▶ [What you will do]:
The listing below must be repeated word for word, with its images excluded.

---------------

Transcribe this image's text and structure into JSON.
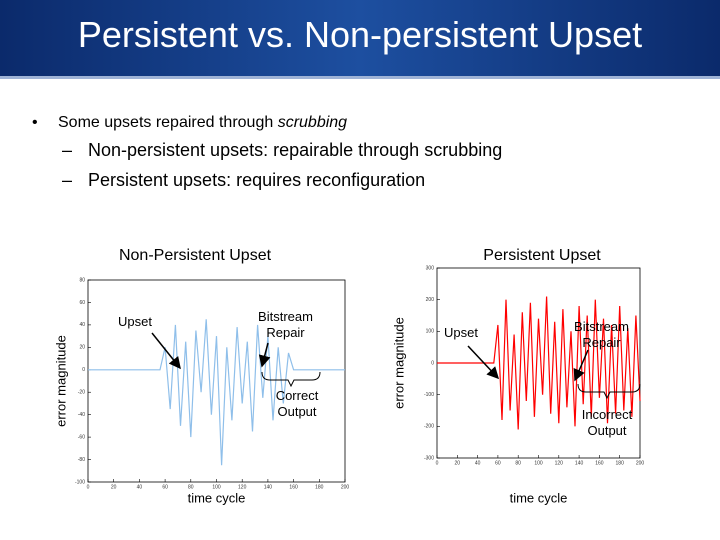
{
  "header": {
    "title": "Persistent vs. Non-persistent Upset"
  },
  "bullets": {
    "lead": "Some upsets repaired through ",
    "lead_emphasis": "scrubbing",
    "items": [
      "Non-persistent upsets: repairable through scrubbing",
      "Persistent upsets: requires reconfiguration"
    ]
  },
  "chart_data": [
    {
      "type": "line",
      "title": "Non-Persistent Upset",
      "x_label": "time cycle",
      "y_label": "error magnitude",
      "annotations": [
        "Upset",
        "Bitstream Repair",
        "Correct Output"
      ],
      "xlim": [
        0,
        200
      ],
      "xticks": [
        0,
        20,
        40,
        60,
        80,
        100,
        120,
        140,
        160,
        180,
        200
      ],
      "ylim": [
        -100,
        80
      ],
      "yticks": [
        -100,
        -80,
        -60,
        -40,
        -20,
        0,
        20,
        40,
        60,
        80
      ],
      "x": [
        0,
        4,
        8,
        12,
        16,
        20,
        24,
        28,
        32,
        36,
        40,
        44,
        48,
        52,
        56,
        60,
        64,
        68,
        72,
        76,
        80,
        84,
        88,
        92,
        96,
        100,
        104,
        108,
        112,
        116,
        120,
        124,
        128,
        132,
        136,
        140,
        144,
        148,
        152,
        156,
        160,
        164,
        168,
        172,
        176,
        180,
        184,
        188,
        192,
        196,
        200
      ],
      "series": [
        {
          "color": "#8fbfea",
          "values": [
            0,
            0,
            0,
            0,
            0,
            0,
            0,
            0,
            0,
            0,
            0,
            0,
            0,
            0,
            0,
            20,
            -35,
            40,
            -50,
            25,
            -60,
            35,
            -20,
            45,
            -40,
            30,
            -85,
            20,
            -45,
            38,
            -30,
            25,
            -55,
            40,
            -25,
            30,
            -45,
            20,
            -30,
            15,
            0,
            0,
            0,
            0,
            0,
            0,
            0,
            0,
            0,
            0,
            0
          ]
        }
      ]
    },
    {
      "type": "line",
      "title": "Persistent Upset",
      "x_label": "time cycle",
      "y_label": "error magnitude",
      "annotations": [
        "Upset",
        "Bitstream Repair",
        "Incorrect Output"
      ],
      "xlim": [
        0,
        200
      ],
      "xticks": [
        0,
        20,
        40,
        60,
        80,
        100,
        120,
        140,
        160,
        180,
        200
      ],
      "ylim": [
        -300,
        300
      ],
      "yticks": [
        -300,
        -200,
        -100,
        0,
        100,
        200,
        300
      ],
      "x": [
        0,
        4,
        8,
        12,
        16,
        20,
        24,
        28,
        32,
        36,
        40,
        44,
        48,
        52,
        56,
        60,
        64,
        68,
        72,
        76,
        80,
        84,
        88,
        92,
        96,
        100,
        104,
        108,
        112,
        116,
        120,
        124,
        128,
        132,
        136,
        140,
        144,
        148,
        152,
        156,
        160,
        164,
        168,
        172,
        176,
        180,
        184,
        188,
        192,
        196,
        200
      ],
      "series": [
        {
          "color": "#ff0000",
          "values": [
            0,
            0,
            0,
            0,
            0,
            0,
            0,
            0,
            0,
            0,
            0,
            0,
            0,
            0,
            0,
            120,
            -180,
            200,
            -150,
            90,
            -210,
            160,
            -120,
            190,
            -170,
            140,
            -100,
            210,
            -160,
            130,
            -190,
            170,
            -140,
            100,
            -200,
            180,
            -130,
            150,
            -170,
            200,
            -110,
            140,
            -190,
            120,
            -160,
            180,
            -150,
            110,
            -170,
            150,
            -120
          ]
        }
      ]
    }
  ]
}
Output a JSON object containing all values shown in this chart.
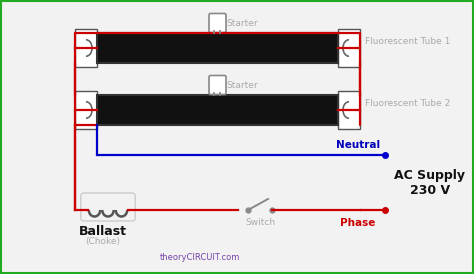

---------------

▶ [Reply]:
Transcribe this image's text and structure into JSON.
{
  "header": {
    "title": "Persistent vs. Non-persistent Upset"
  },
  "bullets": {
    "lead": "Some upsets repaired through ",
    "lead_emphasis": "scrubbing",
    "items": [
      "Non-persistent upsets: repairable through scrubbing",
      "Persistent upsets: requires reconfiguration"
    ]
  },
  "chart_data": [
    {
      "type": "line",
      "title": "Non-Persistent Upset",
      "x_label": "time cycle",
      "y_label": "error magnitude",
      "annotations": [
        "Upset",
        "Bitstream Repair",
        "Correct Output"
      ],
      "xlim": [
        0,
        200
      ],
      "xticks": [
        0,
        20,
        40,
        60,
        80,
        100,
        120,
        140,
        160,
        180,
        200
      ],
      "ylim": [
        -100,
        80
      ],
      "yticks": [
        -100,
        -80,
        -60,
        -40,
        -20,
        0,
        20,
        40,
        60,
        80
      ],
      "x": [
        0,
        4,
        8,
        12,
        16,
        20,
        24,
        28,
        32,
        36,
        40,
        44,
        48,
        52,
        56,
        60,
        64,
        68,
        72,
        76,
        80,
        84,
        88,
        92,
        96,
        100,
        104,
        108,
        112,
        116,
        120,
        124,
        128,
        132,
        136,
        140,
        144,
        148,
        152,
        156,
        160,
        164,
        168,
        172,
        176,
        180,
        184,
        188,
        192,
        196,
        200
      ],
      "series": [
        {
          "color": "#8fbfea",
          "values": [
            0,
            0,
            0,
            0,
            0,
            0,
            0,
            0,
            0,
            0,
            0,
            0,
            0,
            0,
            0,
            20,
            -35,
            40,
            -50,
            25,
            -60,
            35,
            -20,
            45,
            -40,
            30,
            -85,
            20,
            -45,
            38,
            -30,
            25,
            -55,
            40,
            -25,
            30,
            -45,
            20,
            -30,
            15,
            0,
            0,
            0,
            0,
            0,
            0,
            0,
            0,
            0,
            0,
            0
          ]
        }
      ]
    },
    {
      "type": "line",
      "title": "Persistent Upset",
      "x_label": "time cycle",
      "y_label": "error magnitude",
      "annotations": [
        "Upset",
        "Bitstream Repair",
        "Incorrect Output"
      ],
      "xlim": [
        0,
        200
      ],
      "xticks": [
        0,
        20,
        40,
        60,
        80,
        100,
        120,
        140,
        160,
        180,
        200
      ],
      "ylim": [
        -300,
        300
      ],
      "yticks": [
        -300,
        -200,
        -100,
        0,
        100,
        200,
        300
      ],
      "x": [
        0,
        4,
        8,
        12,
        16,
        20,
        24,
        28,
        32,
        36,
        40,
        44,
        48,
        52,
        56,
        60,
        64,
        68,
        72,
        76,
        80,
        84,
        88,
        92,
        96,
        100,
        104,
        108,
        112,
        116,
        120,
        124,
        128,
        132,
        136,
        140,
        144,
        148,
        152,
        156,
        160,
        164,
        168,
        172,
        176,
        180,
        184,
        188,
        192,
        196,
        200
      ],
      "series": [
        {
          "color": "#ff0000",
          "values": [
            0,
            0,
            0,
            0,
            0,
            0,
            0,
            0,
            0,
            0,
            0,
            0,
            0,
            0,
            0,
            120,
            -180,
            200,
            -150,
            90,
            -210,
            160,
            -120,
            190,
            -170,
            140,
            -100,
            210,
            -160,
            130,
            -190,
            170,
            -140,
            100,
            -200,
            180,
            -130,
            150,
            -170,
            200,
            -110,
            140,
            -190,
            120,
            -160,
            180,
            -150,
            110,
            -170,
            150,
            -120
          ]
        }
      ]
    }
  ]
}
Output a JSON object containing all values shown in this chart.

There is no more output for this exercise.